- **SET PROBLEM**
Of all the lines here, how many include the string "function"? Answer with the number only.
************
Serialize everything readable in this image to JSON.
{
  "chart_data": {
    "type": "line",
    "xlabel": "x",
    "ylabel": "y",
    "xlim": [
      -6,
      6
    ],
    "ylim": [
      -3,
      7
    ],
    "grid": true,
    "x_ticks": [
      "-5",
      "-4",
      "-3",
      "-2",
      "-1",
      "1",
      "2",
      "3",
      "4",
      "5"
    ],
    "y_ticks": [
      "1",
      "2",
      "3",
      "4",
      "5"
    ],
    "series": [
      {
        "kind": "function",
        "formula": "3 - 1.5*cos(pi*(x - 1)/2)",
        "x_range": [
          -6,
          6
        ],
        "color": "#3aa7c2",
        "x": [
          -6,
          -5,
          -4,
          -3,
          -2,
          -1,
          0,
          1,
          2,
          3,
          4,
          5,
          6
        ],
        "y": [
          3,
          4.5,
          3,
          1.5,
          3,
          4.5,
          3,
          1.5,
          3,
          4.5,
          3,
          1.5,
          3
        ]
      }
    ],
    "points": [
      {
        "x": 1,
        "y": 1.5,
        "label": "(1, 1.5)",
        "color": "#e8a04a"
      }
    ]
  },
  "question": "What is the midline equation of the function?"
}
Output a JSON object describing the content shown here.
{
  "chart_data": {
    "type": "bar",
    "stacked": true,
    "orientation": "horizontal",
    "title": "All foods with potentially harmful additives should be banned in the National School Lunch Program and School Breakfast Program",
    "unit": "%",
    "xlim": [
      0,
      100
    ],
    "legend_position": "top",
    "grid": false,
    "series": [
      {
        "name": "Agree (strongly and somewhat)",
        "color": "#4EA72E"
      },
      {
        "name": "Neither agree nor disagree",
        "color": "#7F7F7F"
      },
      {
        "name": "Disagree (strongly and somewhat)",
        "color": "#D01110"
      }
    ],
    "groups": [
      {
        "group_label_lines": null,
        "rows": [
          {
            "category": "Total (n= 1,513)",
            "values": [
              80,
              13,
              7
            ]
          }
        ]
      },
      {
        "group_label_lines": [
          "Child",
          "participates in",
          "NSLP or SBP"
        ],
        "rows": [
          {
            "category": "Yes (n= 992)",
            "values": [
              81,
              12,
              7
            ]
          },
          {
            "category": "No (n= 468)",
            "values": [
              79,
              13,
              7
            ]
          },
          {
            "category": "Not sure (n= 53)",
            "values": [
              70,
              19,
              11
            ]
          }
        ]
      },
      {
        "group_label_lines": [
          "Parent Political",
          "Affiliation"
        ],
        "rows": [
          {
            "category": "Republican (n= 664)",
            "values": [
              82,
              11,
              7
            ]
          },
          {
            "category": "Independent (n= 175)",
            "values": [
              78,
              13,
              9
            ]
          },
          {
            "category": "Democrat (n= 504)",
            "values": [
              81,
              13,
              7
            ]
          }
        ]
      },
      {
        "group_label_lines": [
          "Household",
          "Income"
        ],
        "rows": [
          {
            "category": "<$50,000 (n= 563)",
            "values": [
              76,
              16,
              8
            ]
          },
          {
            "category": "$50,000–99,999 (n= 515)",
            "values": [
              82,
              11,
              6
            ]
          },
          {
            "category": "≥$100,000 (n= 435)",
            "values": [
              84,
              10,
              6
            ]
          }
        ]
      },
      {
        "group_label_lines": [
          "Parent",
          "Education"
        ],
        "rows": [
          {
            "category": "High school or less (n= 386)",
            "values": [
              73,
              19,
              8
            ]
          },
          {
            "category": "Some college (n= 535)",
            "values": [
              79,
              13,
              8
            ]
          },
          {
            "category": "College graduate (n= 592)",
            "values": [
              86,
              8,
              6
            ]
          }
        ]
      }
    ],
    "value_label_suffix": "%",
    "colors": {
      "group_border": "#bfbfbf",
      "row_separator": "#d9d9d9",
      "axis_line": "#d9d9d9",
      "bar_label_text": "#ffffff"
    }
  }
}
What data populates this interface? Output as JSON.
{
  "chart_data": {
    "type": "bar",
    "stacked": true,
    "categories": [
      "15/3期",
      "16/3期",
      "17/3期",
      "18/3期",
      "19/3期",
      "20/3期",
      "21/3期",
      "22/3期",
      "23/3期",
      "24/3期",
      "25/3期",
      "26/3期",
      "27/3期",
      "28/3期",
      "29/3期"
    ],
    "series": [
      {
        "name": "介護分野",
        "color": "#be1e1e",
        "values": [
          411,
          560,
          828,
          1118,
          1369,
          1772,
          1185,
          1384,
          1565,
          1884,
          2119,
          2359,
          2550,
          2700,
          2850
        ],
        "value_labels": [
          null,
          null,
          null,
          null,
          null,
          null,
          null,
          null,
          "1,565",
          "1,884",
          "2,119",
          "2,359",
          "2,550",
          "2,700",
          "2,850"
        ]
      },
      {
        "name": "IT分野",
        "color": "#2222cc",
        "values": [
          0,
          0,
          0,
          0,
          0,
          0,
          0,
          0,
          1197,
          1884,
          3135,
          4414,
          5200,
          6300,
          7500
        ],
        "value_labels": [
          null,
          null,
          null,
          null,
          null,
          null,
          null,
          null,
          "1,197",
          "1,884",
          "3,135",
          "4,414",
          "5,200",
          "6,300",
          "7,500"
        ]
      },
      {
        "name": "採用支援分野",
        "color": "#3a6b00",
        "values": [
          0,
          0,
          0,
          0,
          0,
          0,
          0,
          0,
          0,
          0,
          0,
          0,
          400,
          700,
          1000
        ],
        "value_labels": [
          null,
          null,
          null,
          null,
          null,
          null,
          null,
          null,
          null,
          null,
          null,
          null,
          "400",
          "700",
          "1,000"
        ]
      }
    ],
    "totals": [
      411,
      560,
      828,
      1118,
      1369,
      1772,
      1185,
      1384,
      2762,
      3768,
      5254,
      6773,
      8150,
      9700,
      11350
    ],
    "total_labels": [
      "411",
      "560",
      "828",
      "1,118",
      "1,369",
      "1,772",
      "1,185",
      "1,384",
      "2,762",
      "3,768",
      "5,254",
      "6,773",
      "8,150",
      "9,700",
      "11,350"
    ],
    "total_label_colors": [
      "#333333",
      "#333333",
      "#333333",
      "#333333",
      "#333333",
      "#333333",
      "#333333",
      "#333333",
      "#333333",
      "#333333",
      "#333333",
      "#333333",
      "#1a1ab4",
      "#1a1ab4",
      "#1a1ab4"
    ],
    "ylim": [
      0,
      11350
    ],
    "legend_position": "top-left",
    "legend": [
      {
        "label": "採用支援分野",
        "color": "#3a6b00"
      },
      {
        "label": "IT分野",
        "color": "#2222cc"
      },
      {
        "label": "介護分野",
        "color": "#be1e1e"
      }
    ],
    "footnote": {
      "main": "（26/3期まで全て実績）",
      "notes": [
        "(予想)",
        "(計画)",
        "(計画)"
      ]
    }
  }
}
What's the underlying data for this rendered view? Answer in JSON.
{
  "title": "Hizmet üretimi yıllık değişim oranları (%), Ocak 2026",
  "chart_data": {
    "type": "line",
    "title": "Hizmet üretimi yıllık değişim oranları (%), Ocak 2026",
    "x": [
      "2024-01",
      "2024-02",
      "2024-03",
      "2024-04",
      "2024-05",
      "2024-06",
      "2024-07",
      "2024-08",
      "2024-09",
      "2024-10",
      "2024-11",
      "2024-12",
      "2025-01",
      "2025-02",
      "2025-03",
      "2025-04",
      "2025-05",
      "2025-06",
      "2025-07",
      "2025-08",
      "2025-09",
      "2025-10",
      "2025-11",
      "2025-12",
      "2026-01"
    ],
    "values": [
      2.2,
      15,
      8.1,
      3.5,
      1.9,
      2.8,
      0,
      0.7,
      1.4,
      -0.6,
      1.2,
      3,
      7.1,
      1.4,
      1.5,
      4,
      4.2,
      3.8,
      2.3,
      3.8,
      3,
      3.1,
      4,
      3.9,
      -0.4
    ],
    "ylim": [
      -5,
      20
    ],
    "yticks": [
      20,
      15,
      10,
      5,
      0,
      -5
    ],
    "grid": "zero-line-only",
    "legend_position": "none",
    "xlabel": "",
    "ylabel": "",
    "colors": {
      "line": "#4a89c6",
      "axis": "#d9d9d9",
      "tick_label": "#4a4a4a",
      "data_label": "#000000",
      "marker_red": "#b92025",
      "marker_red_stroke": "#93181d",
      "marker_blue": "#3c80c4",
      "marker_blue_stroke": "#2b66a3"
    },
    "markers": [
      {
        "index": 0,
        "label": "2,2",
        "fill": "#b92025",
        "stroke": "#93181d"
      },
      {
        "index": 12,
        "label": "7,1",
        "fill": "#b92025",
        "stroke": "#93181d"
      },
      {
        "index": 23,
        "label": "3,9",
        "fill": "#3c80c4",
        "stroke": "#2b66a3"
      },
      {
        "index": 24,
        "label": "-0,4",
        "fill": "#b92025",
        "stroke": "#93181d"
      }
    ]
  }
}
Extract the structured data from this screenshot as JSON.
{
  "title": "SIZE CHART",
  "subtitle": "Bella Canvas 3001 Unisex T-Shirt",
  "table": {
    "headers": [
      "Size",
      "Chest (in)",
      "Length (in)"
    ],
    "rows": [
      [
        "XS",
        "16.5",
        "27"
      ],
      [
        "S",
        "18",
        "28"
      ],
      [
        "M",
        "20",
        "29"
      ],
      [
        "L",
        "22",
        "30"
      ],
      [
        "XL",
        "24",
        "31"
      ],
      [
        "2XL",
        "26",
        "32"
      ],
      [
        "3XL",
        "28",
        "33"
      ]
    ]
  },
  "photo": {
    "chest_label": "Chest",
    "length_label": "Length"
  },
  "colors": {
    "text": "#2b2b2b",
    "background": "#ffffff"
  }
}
************
- **RIGHT ANSWER**
2